Work to do: Keep only those lines of the records that include the string "field".
========================
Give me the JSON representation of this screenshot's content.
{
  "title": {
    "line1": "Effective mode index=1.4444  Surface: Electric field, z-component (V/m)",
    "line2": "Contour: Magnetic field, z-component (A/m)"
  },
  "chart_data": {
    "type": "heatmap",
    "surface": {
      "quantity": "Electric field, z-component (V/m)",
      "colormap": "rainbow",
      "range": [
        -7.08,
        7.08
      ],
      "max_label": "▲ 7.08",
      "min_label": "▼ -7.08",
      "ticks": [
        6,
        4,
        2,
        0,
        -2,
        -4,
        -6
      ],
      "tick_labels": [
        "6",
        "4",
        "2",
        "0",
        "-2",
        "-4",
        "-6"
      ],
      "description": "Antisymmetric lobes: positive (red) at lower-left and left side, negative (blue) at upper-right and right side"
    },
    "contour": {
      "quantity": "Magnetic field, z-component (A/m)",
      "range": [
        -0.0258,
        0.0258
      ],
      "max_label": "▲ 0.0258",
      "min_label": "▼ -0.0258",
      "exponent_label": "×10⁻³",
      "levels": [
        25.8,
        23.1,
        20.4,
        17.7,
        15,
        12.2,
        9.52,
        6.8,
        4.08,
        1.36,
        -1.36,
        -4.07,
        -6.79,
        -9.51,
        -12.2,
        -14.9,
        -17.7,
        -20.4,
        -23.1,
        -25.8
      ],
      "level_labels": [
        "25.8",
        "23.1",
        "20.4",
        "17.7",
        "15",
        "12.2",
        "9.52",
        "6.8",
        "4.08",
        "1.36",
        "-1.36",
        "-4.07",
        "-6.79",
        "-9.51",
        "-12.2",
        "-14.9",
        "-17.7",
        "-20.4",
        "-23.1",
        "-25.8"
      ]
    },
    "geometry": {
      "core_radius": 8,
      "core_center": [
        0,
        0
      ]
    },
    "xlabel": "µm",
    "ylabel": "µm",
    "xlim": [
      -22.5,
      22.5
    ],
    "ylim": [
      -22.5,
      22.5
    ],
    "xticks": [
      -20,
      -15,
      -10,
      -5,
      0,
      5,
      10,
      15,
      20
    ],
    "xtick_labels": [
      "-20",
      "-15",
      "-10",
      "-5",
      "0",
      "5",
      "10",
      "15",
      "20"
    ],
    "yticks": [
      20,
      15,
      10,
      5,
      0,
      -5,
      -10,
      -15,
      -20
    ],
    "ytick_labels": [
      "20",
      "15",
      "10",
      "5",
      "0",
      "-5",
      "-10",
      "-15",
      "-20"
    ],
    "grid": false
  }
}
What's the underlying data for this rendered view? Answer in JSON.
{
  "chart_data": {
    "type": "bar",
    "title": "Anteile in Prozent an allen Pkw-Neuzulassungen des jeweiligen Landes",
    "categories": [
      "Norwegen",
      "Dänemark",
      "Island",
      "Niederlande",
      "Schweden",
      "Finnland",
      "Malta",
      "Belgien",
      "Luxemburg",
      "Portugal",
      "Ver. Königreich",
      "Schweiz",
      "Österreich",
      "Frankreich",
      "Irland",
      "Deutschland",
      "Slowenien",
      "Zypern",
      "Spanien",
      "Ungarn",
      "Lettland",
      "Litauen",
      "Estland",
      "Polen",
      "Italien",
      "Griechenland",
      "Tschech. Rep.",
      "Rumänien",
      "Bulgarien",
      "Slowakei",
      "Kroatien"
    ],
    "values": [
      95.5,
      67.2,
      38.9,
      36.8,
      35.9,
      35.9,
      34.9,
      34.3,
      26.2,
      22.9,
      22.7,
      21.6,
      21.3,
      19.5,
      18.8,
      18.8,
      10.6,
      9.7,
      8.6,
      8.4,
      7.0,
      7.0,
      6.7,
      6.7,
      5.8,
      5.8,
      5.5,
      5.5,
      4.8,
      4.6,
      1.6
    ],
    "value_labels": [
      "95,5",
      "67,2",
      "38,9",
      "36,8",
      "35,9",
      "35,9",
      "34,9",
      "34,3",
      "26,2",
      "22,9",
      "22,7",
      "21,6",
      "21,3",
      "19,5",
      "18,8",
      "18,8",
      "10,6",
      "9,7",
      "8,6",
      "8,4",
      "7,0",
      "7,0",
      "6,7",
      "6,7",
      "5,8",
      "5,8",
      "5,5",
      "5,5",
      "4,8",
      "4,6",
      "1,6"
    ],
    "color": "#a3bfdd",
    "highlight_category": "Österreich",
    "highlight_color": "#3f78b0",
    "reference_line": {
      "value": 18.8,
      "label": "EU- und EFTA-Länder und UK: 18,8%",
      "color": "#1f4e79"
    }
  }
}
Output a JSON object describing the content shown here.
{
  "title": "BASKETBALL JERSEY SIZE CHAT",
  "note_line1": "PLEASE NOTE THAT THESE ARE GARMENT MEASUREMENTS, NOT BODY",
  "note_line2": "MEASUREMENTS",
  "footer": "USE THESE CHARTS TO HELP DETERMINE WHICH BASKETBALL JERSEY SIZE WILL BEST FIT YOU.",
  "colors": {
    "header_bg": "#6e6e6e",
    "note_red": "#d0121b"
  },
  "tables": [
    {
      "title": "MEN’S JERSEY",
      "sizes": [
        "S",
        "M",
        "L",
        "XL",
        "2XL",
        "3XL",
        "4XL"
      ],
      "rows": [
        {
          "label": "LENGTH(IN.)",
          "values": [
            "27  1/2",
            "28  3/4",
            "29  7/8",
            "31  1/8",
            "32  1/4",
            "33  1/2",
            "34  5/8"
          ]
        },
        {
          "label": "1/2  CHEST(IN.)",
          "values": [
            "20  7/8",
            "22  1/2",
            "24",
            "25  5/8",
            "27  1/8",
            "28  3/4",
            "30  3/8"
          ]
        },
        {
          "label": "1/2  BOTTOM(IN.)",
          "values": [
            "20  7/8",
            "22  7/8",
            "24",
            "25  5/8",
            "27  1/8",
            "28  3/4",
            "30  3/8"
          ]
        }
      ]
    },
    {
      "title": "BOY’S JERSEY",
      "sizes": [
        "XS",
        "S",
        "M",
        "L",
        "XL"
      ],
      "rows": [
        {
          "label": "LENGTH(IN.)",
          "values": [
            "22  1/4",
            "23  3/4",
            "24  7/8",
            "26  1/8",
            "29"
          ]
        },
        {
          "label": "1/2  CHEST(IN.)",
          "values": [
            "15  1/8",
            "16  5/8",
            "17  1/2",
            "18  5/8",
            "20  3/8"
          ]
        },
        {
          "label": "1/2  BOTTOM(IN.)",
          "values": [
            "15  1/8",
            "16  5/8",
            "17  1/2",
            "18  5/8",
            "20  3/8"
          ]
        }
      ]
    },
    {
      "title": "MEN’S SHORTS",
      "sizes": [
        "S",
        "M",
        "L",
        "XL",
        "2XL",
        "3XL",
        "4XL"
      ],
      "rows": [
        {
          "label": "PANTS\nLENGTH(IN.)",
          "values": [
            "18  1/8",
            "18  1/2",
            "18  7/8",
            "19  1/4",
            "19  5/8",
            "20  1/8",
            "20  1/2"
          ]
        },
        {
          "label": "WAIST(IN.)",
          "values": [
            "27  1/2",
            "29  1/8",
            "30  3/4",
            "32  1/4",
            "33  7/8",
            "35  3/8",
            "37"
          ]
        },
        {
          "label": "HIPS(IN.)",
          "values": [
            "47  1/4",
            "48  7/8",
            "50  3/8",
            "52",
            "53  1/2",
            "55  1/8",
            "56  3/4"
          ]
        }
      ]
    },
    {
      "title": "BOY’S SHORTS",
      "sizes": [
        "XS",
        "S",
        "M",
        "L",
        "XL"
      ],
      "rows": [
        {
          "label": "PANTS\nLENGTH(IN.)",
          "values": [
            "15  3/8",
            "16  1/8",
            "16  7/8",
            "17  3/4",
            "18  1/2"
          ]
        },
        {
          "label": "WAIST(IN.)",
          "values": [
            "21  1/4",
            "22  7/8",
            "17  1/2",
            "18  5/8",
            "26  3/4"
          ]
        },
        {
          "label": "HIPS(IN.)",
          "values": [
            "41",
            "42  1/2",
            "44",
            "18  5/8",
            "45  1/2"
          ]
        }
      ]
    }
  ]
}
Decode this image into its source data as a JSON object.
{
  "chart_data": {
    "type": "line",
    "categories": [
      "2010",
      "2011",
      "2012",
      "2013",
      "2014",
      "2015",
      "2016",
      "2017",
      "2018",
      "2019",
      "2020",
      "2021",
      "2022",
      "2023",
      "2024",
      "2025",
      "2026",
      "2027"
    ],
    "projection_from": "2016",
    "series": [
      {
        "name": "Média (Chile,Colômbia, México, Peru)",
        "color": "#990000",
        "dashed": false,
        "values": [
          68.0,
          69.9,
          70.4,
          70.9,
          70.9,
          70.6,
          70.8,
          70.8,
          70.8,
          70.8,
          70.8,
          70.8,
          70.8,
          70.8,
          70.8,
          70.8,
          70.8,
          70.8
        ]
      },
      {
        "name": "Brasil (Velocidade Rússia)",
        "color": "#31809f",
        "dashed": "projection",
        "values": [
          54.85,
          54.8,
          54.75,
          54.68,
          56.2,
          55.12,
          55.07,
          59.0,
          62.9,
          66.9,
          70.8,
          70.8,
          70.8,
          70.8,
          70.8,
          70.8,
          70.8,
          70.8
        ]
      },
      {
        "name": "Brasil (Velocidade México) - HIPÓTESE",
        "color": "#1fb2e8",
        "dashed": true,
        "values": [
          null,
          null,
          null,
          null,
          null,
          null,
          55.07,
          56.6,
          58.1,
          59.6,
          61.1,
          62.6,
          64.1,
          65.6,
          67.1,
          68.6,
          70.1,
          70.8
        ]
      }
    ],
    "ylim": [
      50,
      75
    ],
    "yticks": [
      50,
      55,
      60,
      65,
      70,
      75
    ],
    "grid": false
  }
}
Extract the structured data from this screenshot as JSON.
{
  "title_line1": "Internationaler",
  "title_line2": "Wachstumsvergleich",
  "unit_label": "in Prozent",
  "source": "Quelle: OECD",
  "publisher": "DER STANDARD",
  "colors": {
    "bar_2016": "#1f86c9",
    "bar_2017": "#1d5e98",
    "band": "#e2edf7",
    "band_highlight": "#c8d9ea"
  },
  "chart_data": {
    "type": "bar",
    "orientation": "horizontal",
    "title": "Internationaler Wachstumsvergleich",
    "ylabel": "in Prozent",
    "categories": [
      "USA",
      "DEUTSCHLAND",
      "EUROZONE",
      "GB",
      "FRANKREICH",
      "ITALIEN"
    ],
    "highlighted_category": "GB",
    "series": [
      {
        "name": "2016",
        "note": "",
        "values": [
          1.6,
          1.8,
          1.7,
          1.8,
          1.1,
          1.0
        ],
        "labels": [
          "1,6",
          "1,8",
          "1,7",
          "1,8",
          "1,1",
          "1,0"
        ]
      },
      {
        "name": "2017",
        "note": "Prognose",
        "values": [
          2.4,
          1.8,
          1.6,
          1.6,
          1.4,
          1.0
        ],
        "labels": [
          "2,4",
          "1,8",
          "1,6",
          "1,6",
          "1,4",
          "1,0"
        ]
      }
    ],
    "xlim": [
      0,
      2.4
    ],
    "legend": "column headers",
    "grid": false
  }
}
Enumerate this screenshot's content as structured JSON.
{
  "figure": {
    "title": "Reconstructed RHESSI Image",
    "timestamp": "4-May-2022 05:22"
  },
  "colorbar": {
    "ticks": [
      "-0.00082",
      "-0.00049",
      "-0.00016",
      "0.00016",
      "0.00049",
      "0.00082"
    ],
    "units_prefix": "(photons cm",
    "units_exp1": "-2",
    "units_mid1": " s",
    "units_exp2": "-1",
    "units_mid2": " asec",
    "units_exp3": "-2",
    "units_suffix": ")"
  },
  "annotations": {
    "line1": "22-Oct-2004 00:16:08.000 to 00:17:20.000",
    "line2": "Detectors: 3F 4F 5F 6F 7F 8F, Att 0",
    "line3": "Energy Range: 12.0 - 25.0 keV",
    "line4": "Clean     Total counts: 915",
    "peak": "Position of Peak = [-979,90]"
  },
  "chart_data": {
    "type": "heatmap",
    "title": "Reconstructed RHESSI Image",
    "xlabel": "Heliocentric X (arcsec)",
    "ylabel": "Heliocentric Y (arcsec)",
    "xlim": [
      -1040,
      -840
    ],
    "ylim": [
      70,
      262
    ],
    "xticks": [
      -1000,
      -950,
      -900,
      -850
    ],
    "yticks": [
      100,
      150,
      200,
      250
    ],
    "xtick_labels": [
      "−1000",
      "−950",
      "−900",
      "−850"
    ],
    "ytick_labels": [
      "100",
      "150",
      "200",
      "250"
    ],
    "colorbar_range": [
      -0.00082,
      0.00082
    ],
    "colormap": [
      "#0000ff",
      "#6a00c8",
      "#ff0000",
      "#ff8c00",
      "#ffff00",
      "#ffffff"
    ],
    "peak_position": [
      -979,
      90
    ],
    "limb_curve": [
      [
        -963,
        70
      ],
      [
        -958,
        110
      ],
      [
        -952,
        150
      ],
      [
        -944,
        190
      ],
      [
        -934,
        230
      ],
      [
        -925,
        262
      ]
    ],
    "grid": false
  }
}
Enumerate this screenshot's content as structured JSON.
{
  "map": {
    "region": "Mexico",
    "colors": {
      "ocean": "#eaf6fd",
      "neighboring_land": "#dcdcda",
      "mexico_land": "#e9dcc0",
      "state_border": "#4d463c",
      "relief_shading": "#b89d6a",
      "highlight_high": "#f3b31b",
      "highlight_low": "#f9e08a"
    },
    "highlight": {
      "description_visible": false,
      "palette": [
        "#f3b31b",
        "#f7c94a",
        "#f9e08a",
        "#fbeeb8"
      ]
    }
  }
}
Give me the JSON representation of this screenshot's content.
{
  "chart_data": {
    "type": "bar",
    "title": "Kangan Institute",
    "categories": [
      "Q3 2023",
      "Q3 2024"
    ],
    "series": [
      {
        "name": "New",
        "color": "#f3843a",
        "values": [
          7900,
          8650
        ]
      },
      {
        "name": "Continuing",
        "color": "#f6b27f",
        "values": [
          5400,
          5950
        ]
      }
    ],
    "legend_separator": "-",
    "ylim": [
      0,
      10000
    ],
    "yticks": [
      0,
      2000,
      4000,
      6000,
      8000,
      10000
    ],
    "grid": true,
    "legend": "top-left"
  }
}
========================
Answer to this problem:
    "line1": "Effective mode index=1.4444  Surface: Electric field, z-component (V/m)",
    "line2": "Contour: Magnetic field, z-component (A/m)"
      "quantity": "Electric field, z-component (V/m)",
      "quantity": "Magnetic field, z-component (A/m)",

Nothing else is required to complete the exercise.